[Data extracted from a collection]
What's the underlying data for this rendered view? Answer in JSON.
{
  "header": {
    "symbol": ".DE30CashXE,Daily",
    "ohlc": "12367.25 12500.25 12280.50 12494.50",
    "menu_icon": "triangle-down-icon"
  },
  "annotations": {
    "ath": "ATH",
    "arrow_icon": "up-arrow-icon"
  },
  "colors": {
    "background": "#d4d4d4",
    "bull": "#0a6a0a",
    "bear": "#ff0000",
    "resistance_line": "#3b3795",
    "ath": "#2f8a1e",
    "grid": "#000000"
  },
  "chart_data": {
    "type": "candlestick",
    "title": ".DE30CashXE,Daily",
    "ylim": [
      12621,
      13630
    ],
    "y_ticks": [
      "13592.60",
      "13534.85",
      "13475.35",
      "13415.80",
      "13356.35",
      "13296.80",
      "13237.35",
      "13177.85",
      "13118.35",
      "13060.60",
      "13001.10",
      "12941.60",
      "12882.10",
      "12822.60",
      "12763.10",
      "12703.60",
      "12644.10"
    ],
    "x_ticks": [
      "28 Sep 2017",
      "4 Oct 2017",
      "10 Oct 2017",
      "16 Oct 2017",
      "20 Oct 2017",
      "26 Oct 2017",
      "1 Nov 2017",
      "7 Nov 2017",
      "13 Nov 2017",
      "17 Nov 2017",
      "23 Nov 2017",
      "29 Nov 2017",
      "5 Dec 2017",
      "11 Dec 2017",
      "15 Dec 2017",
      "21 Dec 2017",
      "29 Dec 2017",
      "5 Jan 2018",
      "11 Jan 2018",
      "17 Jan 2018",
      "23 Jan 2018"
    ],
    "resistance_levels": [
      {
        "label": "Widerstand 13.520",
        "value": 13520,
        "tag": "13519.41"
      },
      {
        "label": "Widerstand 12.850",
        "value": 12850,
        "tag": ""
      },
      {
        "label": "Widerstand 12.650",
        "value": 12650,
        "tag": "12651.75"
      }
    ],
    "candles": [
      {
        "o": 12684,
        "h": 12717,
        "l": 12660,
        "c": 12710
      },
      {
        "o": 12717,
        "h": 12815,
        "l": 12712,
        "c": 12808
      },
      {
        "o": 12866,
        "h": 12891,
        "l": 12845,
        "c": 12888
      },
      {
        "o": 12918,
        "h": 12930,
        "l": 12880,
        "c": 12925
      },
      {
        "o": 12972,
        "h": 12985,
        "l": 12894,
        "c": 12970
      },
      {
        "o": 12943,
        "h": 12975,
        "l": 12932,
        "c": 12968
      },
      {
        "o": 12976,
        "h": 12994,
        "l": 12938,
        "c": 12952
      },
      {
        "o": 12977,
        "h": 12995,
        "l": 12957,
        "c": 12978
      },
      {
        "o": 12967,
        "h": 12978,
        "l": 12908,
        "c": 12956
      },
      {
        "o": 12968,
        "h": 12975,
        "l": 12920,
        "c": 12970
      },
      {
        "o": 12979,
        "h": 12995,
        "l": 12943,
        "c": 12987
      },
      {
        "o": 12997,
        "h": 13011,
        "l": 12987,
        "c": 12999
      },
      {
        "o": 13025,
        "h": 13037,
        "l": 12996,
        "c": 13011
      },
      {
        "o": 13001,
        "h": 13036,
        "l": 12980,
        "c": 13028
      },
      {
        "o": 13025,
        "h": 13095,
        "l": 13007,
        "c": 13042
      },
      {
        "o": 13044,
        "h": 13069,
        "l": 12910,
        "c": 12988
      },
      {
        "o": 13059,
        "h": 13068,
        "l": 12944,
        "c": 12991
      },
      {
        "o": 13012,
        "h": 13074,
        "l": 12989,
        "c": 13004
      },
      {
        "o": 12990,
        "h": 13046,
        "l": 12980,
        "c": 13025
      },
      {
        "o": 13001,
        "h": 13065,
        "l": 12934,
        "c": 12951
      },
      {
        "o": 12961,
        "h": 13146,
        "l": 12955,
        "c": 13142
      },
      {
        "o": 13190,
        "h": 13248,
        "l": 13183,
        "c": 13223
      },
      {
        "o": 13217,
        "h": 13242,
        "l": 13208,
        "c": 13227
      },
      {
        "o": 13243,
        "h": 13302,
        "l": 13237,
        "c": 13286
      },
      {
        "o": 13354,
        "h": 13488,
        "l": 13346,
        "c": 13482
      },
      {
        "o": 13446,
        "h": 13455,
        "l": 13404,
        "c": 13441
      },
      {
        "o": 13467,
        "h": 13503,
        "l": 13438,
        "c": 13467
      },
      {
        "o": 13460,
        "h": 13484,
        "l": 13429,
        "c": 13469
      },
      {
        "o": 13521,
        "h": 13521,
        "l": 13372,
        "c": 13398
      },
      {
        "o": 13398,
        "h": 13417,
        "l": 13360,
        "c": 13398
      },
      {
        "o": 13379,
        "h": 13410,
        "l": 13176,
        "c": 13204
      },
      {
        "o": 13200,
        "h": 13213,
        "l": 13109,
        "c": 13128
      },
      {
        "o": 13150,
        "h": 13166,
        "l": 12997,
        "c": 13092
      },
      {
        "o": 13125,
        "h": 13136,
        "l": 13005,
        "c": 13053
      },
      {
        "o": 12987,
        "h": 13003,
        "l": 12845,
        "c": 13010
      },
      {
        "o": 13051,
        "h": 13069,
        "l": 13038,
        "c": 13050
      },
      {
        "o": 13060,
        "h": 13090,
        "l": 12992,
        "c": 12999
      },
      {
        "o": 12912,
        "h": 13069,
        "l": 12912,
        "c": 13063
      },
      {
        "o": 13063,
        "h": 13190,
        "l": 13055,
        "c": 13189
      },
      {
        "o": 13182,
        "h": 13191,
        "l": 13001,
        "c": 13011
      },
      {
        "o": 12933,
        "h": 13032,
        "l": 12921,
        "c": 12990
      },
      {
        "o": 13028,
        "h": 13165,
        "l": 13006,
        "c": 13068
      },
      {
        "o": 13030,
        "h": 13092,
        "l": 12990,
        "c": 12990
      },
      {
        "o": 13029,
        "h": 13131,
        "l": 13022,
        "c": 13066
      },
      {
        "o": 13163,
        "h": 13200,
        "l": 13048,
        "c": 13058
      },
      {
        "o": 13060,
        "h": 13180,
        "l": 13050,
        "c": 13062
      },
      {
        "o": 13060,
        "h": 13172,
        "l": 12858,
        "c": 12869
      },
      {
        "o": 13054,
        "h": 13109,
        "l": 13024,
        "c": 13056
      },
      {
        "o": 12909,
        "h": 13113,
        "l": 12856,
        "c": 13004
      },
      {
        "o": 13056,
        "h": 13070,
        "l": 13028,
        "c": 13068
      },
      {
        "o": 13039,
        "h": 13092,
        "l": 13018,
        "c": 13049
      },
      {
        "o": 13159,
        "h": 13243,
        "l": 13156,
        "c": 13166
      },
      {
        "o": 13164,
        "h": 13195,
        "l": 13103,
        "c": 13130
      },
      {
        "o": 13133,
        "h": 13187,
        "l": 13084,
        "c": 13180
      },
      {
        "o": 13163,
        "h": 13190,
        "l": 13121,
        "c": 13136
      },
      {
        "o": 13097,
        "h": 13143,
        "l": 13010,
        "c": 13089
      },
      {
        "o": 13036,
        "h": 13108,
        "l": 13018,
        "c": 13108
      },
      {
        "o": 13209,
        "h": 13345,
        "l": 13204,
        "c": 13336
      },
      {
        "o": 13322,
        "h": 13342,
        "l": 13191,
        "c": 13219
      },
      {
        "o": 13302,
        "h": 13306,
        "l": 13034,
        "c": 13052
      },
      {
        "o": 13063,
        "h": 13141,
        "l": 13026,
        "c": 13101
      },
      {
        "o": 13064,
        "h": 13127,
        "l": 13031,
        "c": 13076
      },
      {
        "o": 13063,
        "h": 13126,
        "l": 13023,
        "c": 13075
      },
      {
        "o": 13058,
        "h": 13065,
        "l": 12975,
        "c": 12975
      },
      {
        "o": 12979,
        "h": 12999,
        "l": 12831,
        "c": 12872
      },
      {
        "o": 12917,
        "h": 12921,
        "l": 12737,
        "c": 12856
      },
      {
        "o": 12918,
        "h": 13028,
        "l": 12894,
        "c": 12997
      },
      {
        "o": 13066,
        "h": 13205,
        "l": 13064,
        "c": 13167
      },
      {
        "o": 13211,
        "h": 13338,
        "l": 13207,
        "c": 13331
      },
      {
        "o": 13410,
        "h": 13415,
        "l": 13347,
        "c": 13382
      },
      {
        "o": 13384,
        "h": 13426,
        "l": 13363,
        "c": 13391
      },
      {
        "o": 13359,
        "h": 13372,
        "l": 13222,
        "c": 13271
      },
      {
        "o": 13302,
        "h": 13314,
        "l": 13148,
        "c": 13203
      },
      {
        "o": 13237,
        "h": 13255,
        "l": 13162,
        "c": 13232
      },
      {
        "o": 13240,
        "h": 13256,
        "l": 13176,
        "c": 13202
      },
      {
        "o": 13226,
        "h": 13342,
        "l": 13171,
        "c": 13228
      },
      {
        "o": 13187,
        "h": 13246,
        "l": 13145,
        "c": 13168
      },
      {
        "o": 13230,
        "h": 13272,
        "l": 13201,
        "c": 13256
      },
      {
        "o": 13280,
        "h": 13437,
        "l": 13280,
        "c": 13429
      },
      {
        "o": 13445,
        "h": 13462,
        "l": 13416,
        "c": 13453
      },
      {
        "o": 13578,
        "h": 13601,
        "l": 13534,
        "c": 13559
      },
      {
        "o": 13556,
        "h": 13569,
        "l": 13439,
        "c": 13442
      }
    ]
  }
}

• _WHAT IS BEING ASKED_
Filter lines by "label" and return each hit.

• _EXERCISE SOLUTION_
        "label": "Widerstand 13.520",
        "label": "Widerstand 12.850",
        "label": "Widerstand 12.650",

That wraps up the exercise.